## [Data]
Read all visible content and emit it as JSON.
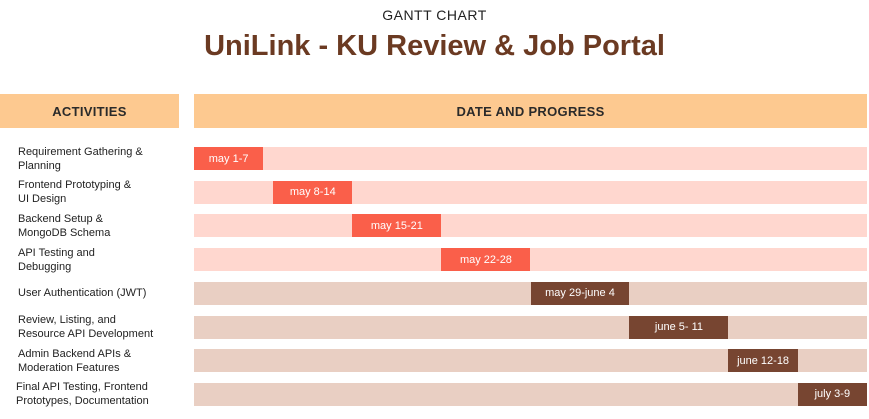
{
  "header": {
    "supertitle": "GANTT CHART",
    "title": "UniLink - KU Review & Job Portal",
    "activities_label": "ACTIVITIES",
    "date_label": "DATE AND PROGRESS"
  },
  "colors": {
    "title": "#6b3a22",
    "header_bg": "#fdc990",
    "phase1_track": "#ffd7cf",
    "phase1_bar": "#fa5f4a",
    "phase2_track": "#e9cfc3",
    "phase2_bar": "#774531"
  },
  "chart_data": {
    "type": "gantt",
    "x_unit": "days from May 1",
    "x_range": [
      1,
      69
    ],
    "tasks": [
      {
        "activity": [
          "Requirement Gathering &",
          "Planning"
        ],
        "label": "may 1-7",
        "start": 1,
        "end": 8,
        "phase": 1
      },
      {
        "activity": [
          "Frontend Prototyping &",
          "UI Design"
        ],
        "label": "may 8-14",
        "start": 9,
        "end": 17,
        "phase": 1
      },
      {
        "activity": [
          "Backend Setup &",
          "MongoDB Schema"
        ],
        "label": "may 15-21",
        "start": 17,
        "end": 26,
        "phase": 1
      },
      {
        "activity": [
          "API Testing and",
          "Debugging"
        ],
        "label": "may 22-28",
        "start": 26,
        "end": 35,
        "phase": 1
      },
      {
        "activity": [
          "User Authentication (JWT)"
        ],
        "label": "may 29-june 4",
        "start": 35,
        "end": 45,
        "phase": 2
      },
      {
        "activity": [
          "Review, Listing, and",
          "Resource API Development"
        ],
        "label": "june 5- 11",
        "start": 45,
        "end": 55,
        "phase": 2
      },
      {
        "activity": [
          "Admin Backend APIs &",
          "Moderation Features"
        ],
        "label": "june 12-18",
        "start": 55,
        "end": 62,
        "phase": 2
      },
      {
        "activity": [
          "Final API Testing, Frontend",
          "Prototypes, Documentation"
        ],
        "label": "july 3-9",
        "start": 62,
        "end": 69,
        "phase": 2
      }
    ]
  }
}
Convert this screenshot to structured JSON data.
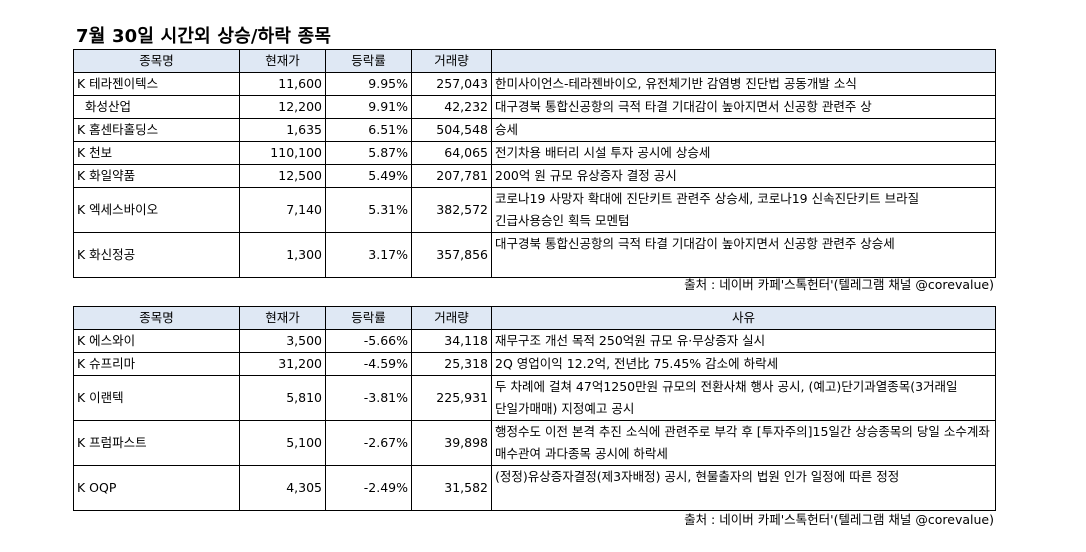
{
  "title": "7월 30일  시간외 상승/하락 종목",
  "up_table": {
    "headers": [
      "종목명",
      "현재가",
      "등락률",
      "거래량",
      ""
    ],
    "rows": [
      {
        "name": "K 테라젠이텍스",
        "price": "11,600",
        "change": "9.95%",
        "volume": "257,043",
        "reason": "한미사이언스-테라젠바이오, 유전체기반 감염병 진단법 공동개발 소식"
      },
      {
        "name": "  화성산업",
        "price": "12,200",
        "change": "9.91%",
        "volume": "42,232",
        "reason": "대구경북 통합신공항의 극적 타결 기대감이 높아지면서 신공항 관련주 상"
      },
      {
        "name": "K 홈센타홀딩스",
        "price": "1,635",
        "change": "6.51%",
        "volume": "504,548",
        "reason": "승세"
      },
      {
        "name": "K 천보",
        "price": "110,100",
        "change": "5.87%",
        "volume": "64,065",
        "reason": "전기차용 배터리 시설 투자 공시에 상승세"
      },
      {
        "name": "K 화일약품",
        "price": "12,500",
        "change": "5.49%",
        "volume": "207,781",
        "reason": "200억 원 규모 유상증자 결정 공시"
      },
      {
        "name": "K 엑세스바이오",
        "price": "7,140",
        "change": "5.31%",
        "volume": "382,572",
        "reason": "코로나19 사망자 확대에 진단키트 관련주 상승세, 코로나19 신속진단키트 브라질 긴급사용승인 획득 모멘텀"
      },
      {
        "name": "K 화신정공",
        "price": "1,300",
        "change": "3.17%",
        "volume": "357,856",
        "reason": "대구경북 통합신공항의 극적 타결 기대감이 높아지면서 신공항 관련주 상승세"
      }
    ]
  },
  "up_source": "출처 : 네이버 카페'스톡헌터'(텔레그램 채널 @corevalue)",
  "down_table": {
    "headers": [
      "종목명",
      "현재가",
      "등락률",
      "거래량",
      "사유"
    ],
    "rows": [
      {
        "name": "K 에스와이",
        "price": "3,500",
        "change": "-5.66%",
        "volume": "34,118",
        "reason": "재무구조 개선 목적 250억원 규모 유·무상증자 실시"
      },
      {
        "name": "K 슈프리마",
        "price": "31,200",
        "change": "-4.59%",
        "volume": "25,318",
        "reason": "2Q 영업이익 12.2억, 전년比 75.45% 감소에 하락세"
      },
      {
        "name": "K 이랜텍",
        "price": "5,810",
        "change": "-3.81%",
        "volume": "225,931",
        "reason": "두 차례에 걸쳐 47억1250만원 규모의 전환사채 행사 공시,  (예고)단기과열종목(3거래일 단일가매매) 지정예고 공시"
      },
      {
        "name": "K 프럼파스트",
        "price": "5,100",
        "change": "-2.67%",
        "volume": "39,898",
        "reason": "행정수도 이전 본격 추진 소식에 관련주로 부각 후 [투자주의]15일간 상승종목의 당일 소수계좌 매수관여 과다종목 공시에 하락세"
      },
      {
        "name": "K OQP",
        "price": "4,305",
        "change": "-2.49%",
        "volume": "31,582",
        "reason": "(정정)유상증자결정(제3자배정) 공시, 현물출자의 법원 인가 일정에 따른 정정"
      }
    ]
  },
  "down_source": "출처 : 네이버 카페'스톡헌터'(텔레그램 채널 @corevalue)",
  "colors": {
    "header_bg": "#dfe8f4",
    "border": "#000000"
  }
}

## [Problem details]
From the records given above, copy all lines containing "Frontend".

## [Solved problem]
          "Frontend Prototyping &",
          "Final API Testing, Frontend",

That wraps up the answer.